**TASK OBJECTIVE:** Images excluded, repeat each entry below exactly.
========
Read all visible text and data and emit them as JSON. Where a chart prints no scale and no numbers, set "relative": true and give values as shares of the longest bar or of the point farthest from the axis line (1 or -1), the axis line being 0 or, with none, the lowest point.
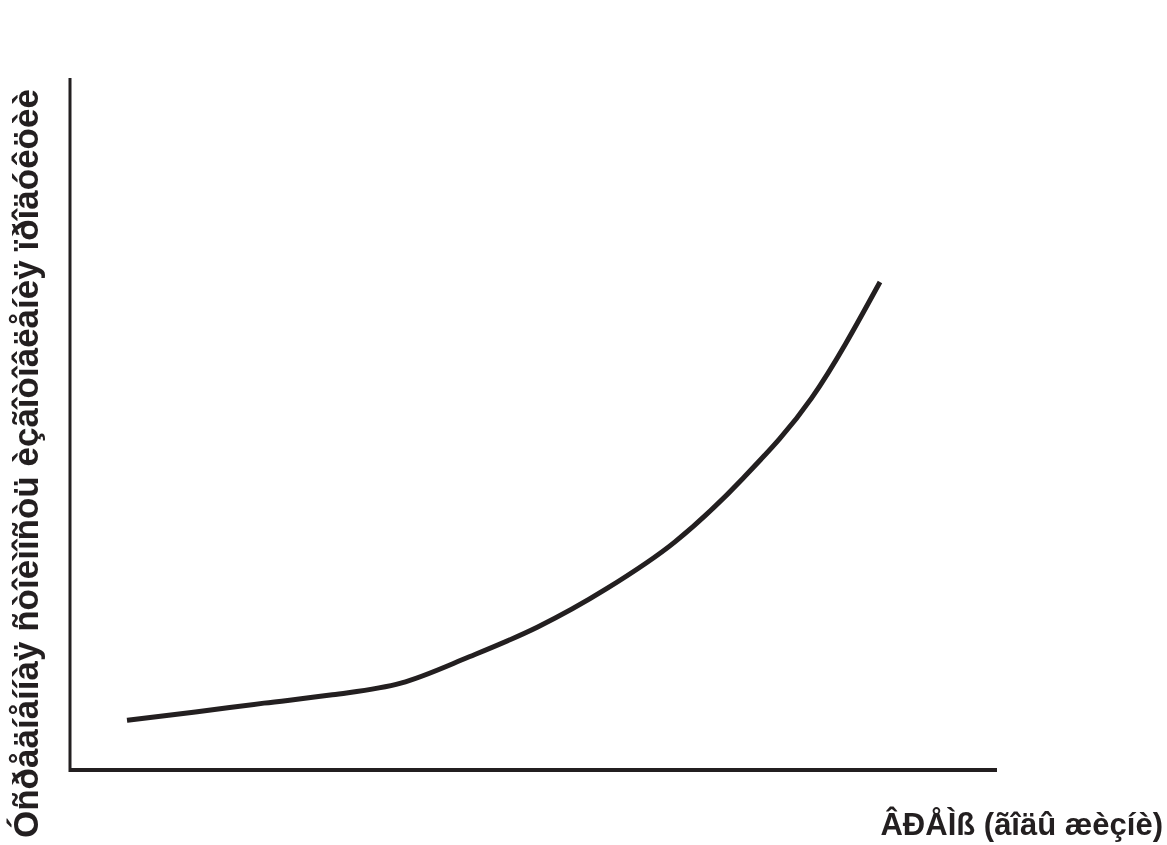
{
  "chart_data": {
    "type": "line",
    "xlabel": "ÂÐÅÌß (ãîäû æèçíè)",
    "ylabel": "Óñðåäíåííàÿ ñòîèìîñòü èçãîòîâëåíèÿ ïðîäóêöèè",
    "relative": true,
    "categories": [
      null,
      null,
      null,
      null,
      null,
      null,
      null,
      null,
      null,
      null,
      null,
      null
    ],
    "values": [
      0.102,
      0.119,
      0.137,
      0.154,
      0.178,
      0.232,
      0.293,
      0.371,
      0.467,
      0.598,
      0.762,
      1
    ],
    "color": "#231f20"
  }
}
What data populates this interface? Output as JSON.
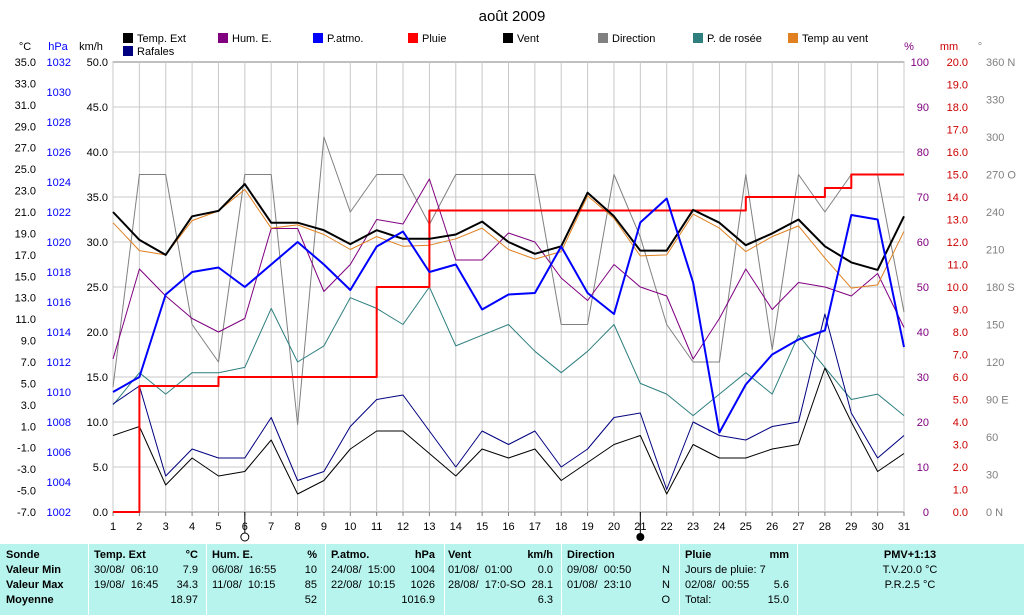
========
**RESPONSE:**
Read all visible text and data and emit them as JSON. Where a chart prints no scale and no numbers, set "relative": true and give values as shares of the longest bar or of the point farthest from the axis line (1 or -1), the axis line being 0 or, with none, the lowest point.
{
  "chart_data": {
    "type": "line",
    "xlabel": "ÂÐÅÌß (ãîäû æèçíè)",
    "ylabel": "Óñðåäíåííàÿ ñòîèìîñòü èçãîòîâëåíèÿ ïðîäóêöèè",
    "relative": true,
    "categories": [
      null,
      null,
      null,
      null,
      null,
      null,
      null,
      null,
      null,
      null,
      null,
      null
    ],
    "values": [
      0.102,
      0.119,
      0.137,
      0.154,
      0.178,
      0.232,
      0.293,
      0.371,
      0.467,
      0.598,
      0.762,
      1
    ],
    "color": "#231f20"
  }
}
What data populates this interface? Output as JSON.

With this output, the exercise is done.